Stored data
--------------------------------------------------

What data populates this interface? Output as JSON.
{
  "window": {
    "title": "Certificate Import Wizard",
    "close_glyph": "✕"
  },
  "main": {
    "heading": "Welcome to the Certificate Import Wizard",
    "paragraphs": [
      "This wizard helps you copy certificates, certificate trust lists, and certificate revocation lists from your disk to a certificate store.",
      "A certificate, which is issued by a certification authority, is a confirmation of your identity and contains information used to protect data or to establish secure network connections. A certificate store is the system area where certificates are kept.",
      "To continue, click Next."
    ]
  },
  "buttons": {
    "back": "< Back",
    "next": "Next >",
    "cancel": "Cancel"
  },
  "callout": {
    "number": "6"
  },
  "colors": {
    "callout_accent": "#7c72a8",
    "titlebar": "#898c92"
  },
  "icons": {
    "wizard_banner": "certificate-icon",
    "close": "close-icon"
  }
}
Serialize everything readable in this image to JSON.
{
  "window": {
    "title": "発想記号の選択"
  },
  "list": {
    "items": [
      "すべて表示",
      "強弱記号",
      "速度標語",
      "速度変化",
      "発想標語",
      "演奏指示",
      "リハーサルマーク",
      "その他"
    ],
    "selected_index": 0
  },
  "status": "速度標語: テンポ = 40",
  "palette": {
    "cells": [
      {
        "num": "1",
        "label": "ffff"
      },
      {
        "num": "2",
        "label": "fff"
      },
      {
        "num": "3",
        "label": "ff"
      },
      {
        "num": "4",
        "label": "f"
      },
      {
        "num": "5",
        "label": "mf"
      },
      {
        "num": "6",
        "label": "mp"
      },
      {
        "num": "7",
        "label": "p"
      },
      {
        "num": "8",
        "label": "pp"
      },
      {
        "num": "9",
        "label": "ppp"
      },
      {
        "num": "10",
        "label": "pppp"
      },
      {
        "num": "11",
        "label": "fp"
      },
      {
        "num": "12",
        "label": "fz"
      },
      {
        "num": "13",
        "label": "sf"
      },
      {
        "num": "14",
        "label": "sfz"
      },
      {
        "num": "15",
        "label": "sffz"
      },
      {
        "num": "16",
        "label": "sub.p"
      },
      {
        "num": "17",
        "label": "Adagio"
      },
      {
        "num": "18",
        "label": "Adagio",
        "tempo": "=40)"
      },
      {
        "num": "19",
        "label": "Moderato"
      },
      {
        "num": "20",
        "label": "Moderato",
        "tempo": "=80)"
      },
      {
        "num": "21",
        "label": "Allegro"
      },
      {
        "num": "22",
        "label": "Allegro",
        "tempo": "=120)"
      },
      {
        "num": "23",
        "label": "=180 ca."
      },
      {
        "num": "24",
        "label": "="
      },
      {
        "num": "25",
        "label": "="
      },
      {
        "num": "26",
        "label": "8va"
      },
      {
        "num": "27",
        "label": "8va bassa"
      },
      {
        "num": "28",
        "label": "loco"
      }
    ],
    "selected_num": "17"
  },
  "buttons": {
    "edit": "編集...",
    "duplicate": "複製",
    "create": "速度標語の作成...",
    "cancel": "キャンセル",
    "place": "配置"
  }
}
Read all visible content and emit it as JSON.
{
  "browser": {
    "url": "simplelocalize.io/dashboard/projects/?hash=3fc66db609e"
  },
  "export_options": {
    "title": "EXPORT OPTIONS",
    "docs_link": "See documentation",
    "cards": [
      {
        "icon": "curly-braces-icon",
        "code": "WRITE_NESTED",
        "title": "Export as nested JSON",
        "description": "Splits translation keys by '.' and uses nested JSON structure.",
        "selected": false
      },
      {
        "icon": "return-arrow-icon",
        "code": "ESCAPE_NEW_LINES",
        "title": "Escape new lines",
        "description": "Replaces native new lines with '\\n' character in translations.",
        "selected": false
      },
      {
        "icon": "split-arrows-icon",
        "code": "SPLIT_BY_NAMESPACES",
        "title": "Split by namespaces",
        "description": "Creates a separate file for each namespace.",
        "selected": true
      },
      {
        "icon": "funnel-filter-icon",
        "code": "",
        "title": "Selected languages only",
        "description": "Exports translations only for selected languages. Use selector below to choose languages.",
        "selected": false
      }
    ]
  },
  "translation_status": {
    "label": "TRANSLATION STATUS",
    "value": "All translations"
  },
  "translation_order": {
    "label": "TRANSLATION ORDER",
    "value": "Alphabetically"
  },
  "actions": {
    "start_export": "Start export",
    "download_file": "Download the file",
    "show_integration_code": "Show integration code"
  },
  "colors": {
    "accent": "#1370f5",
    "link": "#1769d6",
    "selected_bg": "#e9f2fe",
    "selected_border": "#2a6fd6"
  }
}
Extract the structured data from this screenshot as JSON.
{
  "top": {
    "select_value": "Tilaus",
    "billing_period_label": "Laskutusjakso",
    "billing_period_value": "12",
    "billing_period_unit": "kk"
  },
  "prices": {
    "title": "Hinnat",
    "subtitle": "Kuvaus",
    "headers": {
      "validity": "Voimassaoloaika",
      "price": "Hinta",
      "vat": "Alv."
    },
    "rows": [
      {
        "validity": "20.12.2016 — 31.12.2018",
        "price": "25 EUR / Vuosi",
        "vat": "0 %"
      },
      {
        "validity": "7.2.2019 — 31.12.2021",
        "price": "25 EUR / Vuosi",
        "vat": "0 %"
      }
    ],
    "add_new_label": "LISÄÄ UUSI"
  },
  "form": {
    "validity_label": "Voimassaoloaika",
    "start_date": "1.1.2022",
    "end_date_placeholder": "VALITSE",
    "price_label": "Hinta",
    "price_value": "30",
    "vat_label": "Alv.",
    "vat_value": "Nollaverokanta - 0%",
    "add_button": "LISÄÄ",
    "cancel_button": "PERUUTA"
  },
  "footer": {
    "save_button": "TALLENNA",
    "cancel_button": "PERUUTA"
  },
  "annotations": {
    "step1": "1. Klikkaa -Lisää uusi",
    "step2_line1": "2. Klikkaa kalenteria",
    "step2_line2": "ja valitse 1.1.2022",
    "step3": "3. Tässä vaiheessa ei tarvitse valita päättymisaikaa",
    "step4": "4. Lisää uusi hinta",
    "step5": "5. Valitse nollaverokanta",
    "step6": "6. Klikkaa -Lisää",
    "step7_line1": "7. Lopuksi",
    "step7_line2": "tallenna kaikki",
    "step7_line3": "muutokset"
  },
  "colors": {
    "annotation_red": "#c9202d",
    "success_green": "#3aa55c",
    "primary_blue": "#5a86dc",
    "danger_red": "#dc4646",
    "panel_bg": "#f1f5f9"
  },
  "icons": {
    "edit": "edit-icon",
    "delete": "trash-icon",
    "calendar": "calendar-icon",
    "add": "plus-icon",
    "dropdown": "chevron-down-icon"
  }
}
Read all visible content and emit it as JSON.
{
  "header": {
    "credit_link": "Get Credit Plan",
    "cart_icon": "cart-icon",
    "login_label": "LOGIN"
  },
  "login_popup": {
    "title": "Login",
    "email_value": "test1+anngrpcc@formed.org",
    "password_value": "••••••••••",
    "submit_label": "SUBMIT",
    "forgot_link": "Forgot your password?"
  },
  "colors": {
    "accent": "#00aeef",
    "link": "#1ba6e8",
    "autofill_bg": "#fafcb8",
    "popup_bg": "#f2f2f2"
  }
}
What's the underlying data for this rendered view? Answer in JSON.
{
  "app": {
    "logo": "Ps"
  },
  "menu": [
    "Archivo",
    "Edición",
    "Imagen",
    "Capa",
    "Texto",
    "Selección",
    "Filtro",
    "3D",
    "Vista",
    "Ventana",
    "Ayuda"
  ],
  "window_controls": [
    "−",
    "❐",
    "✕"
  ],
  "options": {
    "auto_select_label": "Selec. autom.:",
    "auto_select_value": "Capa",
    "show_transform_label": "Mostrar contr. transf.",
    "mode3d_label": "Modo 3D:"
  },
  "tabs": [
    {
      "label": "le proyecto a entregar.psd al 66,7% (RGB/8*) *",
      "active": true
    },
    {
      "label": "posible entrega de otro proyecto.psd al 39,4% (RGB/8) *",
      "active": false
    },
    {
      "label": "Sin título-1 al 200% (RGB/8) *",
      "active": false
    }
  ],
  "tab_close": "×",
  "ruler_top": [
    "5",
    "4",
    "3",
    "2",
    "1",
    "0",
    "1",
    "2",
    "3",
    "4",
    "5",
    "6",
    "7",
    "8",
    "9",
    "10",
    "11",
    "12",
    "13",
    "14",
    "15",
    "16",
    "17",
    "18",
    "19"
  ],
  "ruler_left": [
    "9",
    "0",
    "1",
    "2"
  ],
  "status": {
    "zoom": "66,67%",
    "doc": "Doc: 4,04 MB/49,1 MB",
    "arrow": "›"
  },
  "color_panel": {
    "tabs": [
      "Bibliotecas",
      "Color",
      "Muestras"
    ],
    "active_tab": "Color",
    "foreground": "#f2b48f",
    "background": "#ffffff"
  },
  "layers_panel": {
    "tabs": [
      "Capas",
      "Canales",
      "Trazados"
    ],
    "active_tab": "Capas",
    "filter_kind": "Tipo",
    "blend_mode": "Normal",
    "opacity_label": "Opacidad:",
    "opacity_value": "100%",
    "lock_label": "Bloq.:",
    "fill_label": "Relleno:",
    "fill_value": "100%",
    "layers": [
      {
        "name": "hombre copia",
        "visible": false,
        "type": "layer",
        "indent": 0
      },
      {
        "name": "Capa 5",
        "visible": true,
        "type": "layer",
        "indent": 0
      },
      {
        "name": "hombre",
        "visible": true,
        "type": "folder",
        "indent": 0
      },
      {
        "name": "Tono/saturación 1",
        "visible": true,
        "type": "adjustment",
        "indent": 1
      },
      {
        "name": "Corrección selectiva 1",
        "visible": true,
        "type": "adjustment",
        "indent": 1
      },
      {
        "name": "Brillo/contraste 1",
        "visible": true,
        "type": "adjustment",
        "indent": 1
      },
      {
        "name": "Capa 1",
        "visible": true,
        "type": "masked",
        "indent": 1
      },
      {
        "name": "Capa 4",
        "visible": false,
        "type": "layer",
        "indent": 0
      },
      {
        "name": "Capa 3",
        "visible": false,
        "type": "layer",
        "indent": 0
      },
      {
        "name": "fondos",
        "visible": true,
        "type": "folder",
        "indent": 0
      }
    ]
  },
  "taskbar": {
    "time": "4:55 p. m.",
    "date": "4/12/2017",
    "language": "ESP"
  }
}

--------------------------------------------------

Challenge:
Among the entries above, how many lines include the word "What"? Give the number with no comment.

Task answer:
2